**Exercise**: Collect each line of the records containing the string "нейронами".

**Given information**:

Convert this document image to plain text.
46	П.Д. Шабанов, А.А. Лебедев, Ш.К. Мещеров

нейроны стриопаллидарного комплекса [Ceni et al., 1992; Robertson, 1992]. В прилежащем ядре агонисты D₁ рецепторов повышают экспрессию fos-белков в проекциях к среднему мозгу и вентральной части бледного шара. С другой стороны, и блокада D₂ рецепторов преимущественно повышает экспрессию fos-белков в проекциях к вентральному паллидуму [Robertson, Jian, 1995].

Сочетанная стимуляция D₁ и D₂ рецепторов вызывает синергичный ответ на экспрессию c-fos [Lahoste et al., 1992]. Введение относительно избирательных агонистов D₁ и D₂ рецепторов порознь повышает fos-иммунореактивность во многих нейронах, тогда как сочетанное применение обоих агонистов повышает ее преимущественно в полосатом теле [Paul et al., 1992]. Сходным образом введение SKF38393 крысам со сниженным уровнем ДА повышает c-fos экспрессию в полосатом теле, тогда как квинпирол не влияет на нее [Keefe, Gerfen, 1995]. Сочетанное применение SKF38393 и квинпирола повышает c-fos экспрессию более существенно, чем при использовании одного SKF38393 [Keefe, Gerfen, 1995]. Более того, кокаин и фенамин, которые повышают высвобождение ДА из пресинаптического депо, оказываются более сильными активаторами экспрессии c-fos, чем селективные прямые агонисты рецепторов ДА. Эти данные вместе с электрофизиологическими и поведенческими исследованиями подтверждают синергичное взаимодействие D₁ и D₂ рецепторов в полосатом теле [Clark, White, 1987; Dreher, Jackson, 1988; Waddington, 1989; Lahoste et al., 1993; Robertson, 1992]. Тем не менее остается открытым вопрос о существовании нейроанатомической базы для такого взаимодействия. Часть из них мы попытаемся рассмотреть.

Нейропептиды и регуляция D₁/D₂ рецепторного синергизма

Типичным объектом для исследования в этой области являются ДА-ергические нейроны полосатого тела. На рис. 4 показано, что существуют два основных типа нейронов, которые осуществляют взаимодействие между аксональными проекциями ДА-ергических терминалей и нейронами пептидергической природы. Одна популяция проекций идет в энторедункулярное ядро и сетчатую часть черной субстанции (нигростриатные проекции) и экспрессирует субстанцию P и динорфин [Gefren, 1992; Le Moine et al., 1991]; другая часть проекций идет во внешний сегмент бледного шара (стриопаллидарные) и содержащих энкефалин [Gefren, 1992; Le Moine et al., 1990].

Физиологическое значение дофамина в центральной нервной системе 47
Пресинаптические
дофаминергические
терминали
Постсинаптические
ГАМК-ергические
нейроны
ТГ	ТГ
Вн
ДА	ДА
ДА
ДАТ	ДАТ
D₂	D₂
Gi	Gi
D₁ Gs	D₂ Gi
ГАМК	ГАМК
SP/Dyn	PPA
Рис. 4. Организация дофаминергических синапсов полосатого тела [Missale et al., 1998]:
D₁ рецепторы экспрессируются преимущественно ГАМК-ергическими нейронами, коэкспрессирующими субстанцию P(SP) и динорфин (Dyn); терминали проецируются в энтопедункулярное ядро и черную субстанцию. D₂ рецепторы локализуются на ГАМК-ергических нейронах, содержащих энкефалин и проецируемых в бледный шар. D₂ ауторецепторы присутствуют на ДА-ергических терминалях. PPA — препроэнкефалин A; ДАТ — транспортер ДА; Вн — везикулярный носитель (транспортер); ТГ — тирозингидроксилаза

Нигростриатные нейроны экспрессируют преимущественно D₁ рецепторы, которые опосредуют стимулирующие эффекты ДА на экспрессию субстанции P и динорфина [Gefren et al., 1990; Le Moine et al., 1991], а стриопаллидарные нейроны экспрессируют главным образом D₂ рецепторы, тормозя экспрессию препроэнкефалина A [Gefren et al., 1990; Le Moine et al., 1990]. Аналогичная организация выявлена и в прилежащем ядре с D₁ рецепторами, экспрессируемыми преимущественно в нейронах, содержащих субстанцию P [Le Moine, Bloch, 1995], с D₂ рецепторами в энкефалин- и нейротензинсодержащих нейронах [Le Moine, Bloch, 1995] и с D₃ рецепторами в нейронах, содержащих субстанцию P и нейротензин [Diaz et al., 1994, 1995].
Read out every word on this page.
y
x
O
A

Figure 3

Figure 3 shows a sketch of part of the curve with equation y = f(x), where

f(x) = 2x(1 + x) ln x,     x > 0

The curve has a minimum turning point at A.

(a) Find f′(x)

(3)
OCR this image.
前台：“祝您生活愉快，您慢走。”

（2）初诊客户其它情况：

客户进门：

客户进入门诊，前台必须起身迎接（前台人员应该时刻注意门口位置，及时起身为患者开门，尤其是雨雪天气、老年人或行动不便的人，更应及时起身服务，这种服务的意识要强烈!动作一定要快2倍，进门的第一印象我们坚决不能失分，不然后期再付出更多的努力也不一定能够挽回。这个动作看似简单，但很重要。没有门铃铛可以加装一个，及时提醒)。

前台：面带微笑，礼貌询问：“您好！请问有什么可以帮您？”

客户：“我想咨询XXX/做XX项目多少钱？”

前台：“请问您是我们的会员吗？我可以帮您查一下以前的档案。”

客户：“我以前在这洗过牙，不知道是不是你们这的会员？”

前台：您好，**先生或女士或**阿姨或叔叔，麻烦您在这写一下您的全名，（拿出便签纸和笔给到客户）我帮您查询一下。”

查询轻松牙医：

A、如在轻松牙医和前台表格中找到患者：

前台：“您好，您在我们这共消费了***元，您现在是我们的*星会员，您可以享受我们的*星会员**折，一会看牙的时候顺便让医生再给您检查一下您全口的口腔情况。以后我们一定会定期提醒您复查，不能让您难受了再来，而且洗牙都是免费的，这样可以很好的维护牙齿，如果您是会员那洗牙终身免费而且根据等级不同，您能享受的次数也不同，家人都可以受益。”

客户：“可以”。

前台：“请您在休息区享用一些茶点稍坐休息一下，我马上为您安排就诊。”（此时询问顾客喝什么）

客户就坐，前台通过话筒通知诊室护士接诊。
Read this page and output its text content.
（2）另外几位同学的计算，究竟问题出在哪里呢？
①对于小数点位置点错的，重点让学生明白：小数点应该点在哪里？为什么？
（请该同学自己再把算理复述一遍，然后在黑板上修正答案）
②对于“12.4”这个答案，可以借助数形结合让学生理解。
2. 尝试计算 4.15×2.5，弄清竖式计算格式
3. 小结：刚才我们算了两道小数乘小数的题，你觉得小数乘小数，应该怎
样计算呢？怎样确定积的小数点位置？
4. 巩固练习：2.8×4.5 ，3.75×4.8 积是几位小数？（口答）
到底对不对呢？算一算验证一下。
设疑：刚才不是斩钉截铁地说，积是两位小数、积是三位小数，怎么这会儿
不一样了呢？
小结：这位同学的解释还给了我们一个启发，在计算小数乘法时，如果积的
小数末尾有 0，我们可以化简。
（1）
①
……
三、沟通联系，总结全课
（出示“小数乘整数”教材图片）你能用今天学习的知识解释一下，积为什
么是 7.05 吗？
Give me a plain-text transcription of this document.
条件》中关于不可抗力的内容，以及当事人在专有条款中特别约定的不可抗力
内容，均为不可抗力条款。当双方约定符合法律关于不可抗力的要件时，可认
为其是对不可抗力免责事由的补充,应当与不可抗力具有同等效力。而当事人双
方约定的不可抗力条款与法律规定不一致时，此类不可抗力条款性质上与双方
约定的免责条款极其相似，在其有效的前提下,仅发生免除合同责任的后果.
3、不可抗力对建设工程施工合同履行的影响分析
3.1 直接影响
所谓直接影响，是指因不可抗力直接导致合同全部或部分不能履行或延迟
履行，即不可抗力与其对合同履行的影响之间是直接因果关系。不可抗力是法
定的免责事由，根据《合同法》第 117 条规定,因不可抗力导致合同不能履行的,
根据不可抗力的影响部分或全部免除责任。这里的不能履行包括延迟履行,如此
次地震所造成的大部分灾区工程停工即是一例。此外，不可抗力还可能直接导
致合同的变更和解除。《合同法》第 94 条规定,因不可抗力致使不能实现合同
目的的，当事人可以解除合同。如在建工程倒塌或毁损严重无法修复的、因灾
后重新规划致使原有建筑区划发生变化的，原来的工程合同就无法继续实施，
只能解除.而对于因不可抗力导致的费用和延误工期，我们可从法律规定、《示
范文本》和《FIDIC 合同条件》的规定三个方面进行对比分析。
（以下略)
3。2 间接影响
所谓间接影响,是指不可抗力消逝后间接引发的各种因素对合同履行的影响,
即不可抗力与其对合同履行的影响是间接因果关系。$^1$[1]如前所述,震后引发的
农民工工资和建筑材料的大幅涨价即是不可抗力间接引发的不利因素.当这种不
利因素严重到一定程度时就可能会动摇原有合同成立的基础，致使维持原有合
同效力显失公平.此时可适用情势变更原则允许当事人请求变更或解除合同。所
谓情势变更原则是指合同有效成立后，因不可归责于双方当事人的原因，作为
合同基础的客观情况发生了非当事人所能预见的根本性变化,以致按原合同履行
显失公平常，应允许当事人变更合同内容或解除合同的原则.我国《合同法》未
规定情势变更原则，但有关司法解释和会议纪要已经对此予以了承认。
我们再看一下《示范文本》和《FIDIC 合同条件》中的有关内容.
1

**Final result**:
Типичным объектом для исследования в этой области являются ДА-ергические нейроны полосатого тела. На рис. 4 показано, что существуют два основных типа нейронов, которые осуществляют взаимодействие между аксональными проекциями ДА-ергических терминалей и нейронами пептидергической природы. Одна популяция проекций идет в энторедункулярное ядро и сетчатую часть черной субстанции (нигростриатные проекции) и экспрессирует субстанцию P и динорфин [Gefren, 1992; Le Moine et al., 1991]; другая часть проекций идет во внешний сегмент бледного шара (стриопаллидарные) и содержащих энкефалин [Gefren, 1992; Le Moine et al., 1990].
D₁ рецепторы экспрессируются преимущественно ГАМК-ергическими нейронами, коэкспрессирующими субстанцию P(SP) и динорфин (Dyn); терминали проецируются в энтопедункулярное ядро и черную субстанцию. D₂ рецепторы локализуются на ГАМК-ергических нейронах, содержащих энкефалин и проецируемых в бледный шар. D₂ ауторецепторы присутствуют на ДА-ергических терминалях. PPA — препроэнкефалин A; ДАТ — транспортер ДА; Вн — везикулярный носитель (транспортер); ТГ — тирозингидроксилаза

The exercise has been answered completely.